── Extract provided

Reaching a global audience with Netflix Advertising
Four days after I wrote about the bull case for TV advertising in 2022, the BBC published an article entitled ‘Households cancel streaming services to cut costs’. Humble-bragging aside, are the Beeb reading the element26 blog?
Netflix’s Q1 results were announced the following day which made for some glib reading for investors. In case you missed it, here are the headlines. Netflix lost 200k subscribers in Q1, set against a prediction of adding a further 2.5 million subscribers. They went on to predict a churn of a further 2 million subscribers in Q2.
The news of the first subscriber loss in over a decade sent investors into cartwheels, shares dropped by 20% in after-hours trading, wiping $54B off the companies valuation. Seemingly the biggest one-day stock drop ever.
The company blamed the poor performance on password sharing, the war in Ukraine and competition in the market place. Commentary on the internet went wild. I particularly enjoyed this post by Erick Opeka on Linkedin, which does a good job of questioning our entitlement to content glut.
Netflix announced they would be investigating measures to limit password sharing and shock-horror, revealed they would likely be introducing an ad-supported tier within the next two years. Later the same week, HBO announced that they added a further 3 million subscribers, bringing their total subscriber base to 76.8 million worldwide.

────

• _Problems_:
• A. Answer these questions about the Netflix article:
(i) How many subscribers did Netflix lose in Q1?
(ii) By what percentage did Netflix shares drop in after-hours trading?
(iii) How many subscribers did HBO add, according to its announcement?
• B. Carry on the article about Netflix's subscriber losses, picking up after its final sentence.
The data that follows has no connection to the article about Netflix.

── Dataset records

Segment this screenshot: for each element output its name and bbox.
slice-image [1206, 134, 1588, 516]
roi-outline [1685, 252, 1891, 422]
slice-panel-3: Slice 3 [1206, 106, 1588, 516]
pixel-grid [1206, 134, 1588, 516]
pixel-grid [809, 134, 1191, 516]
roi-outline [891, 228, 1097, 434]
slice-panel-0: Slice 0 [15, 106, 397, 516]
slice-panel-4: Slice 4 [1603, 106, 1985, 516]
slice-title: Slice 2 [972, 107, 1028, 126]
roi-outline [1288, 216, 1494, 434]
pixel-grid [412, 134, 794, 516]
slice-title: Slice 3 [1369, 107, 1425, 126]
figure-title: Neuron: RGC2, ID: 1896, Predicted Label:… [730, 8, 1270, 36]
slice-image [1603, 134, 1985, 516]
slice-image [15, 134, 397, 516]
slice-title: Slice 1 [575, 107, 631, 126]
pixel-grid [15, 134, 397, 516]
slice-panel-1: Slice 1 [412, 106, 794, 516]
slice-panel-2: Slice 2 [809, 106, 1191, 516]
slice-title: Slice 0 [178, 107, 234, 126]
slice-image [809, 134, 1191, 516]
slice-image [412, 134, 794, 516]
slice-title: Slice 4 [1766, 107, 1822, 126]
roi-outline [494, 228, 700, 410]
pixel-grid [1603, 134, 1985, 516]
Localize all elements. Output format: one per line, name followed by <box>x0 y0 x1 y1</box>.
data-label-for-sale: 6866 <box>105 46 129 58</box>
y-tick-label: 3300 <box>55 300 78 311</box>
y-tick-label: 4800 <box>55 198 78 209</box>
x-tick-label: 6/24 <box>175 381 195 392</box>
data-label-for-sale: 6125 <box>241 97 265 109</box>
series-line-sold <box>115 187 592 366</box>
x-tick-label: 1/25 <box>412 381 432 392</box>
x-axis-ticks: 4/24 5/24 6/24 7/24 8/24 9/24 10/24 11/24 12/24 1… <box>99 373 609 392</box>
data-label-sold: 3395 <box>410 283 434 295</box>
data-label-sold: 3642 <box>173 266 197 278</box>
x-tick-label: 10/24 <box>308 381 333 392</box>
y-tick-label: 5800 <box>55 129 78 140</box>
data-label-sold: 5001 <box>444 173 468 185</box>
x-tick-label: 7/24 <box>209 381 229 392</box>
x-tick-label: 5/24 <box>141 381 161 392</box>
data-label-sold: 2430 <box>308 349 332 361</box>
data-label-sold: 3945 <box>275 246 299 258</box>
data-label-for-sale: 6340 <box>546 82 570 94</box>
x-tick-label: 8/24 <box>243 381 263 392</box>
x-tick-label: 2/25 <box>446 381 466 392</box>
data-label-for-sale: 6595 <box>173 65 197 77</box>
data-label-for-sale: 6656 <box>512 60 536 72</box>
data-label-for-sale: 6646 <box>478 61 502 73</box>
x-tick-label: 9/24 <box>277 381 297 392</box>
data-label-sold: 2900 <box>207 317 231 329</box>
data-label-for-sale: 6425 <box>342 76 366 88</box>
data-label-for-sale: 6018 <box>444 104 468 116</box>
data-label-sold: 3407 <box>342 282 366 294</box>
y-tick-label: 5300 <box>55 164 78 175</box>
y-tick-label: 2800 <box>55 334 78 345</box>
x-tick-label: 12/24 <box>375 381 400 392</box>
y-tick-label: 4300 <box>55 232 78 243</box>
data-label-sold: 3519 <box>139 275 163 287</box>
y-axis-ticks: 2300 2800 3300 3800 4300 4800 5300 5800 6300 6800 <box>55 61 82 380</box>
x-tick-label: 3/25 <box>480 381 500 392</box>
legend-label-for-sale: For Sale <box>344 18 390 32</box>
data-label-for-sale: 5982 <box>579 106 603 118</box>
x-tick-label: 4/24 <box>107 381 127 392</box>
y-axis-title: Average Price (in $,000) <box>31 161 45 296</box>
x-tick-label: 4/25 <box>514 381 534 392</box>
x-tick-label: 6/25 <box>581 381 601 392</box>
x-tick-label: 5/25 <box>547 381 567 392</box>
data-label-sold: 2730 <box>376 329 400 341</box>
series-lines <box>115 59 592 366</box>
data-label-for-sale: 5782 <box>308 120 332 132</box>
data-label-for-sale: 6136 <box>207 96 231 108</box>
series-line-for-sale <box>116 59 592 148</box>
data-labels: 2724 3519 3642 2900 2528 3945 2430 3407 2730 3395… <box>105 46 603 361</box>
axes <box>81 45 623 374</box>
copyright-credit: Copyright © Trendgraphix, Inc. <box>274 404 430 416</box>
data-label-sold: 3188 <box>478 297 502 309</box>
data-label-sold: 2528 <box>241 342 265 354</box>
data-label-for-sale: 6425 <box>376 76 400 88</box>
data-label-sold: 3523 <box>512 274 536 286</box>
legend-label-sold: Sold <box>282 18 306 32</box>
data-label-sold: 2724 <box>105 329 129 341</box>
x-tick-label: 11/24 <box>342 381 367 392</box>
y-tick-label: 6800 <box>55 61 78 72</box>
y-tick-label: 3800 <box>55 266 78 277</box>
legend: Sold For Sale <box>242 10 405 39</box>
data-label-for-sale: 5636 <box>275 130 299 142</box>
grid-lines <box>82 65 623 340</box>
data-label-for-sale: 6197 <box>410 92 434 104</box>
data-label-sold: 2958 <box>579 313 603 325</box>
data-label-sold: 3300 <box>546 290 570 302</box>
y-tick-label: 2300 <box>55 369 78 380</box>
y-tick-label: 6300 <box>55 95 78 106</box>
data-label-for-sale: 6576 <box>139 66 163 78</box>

────

• _Outputs by task_:
• A.
(i) 200k
(ii) 20%
(iii) 3 million

• B.
Whilst Netflix once championed password sharing as as part of it’s growth strategy, it’s indicative to me that the announcement of ad-supported tiers means Netflix knows it’s reached saturation point. There is some evidence that Netflix knew this was coming, announcing in their Q3 2021 shareholders letter, their intention to measure time spent on the site as a key performance indicator. Time spent is critical, as Netflix begins to value the space for ad inventory.
So, what will Netflix with ads look like?
A downgraded tier of Netflix with ad-support has been described by Tom Goodwin, as the biggest opportunity ever in advertising.
However, whilst audience opinions on advertising appear to be softening, many remain unconvinced that advertising won’t be disruptive to their viewing experience.
The best thing Netflix could do here, would be to think differently about how advertising could work for the good of both consumers and brands. Whilst TV advertising has evolved from a linear model to an addressable one but in both scenarios, tv advertising has largely been a passive experience.
A new advertising format unique to Netflix has the opportunity to redefine what it means to advertise in the home; imagine a scenario where Netflix ads encourage the user to interact on their mobile device – this could change the meaning of second-screening.
In Tom’s article in The Drum, “we need to stop media being so cheap that players don’t value and respect the attention of the viewers and move to maintain production values”. This last part is critical when you appreciate TV has always been a premium environment.
Finally anyone getting excited about this being a self-serve platform like Facebook or Instagram, should probably adjust their expectations. TV is and will always be a regulated space and I don’t trust either the ability of your average Joe to step up to the plate to deal the nuances of Clearcast, or for the various regulators to handle the increased levels of inbound enquiries a self-serve model would undoubtedly create.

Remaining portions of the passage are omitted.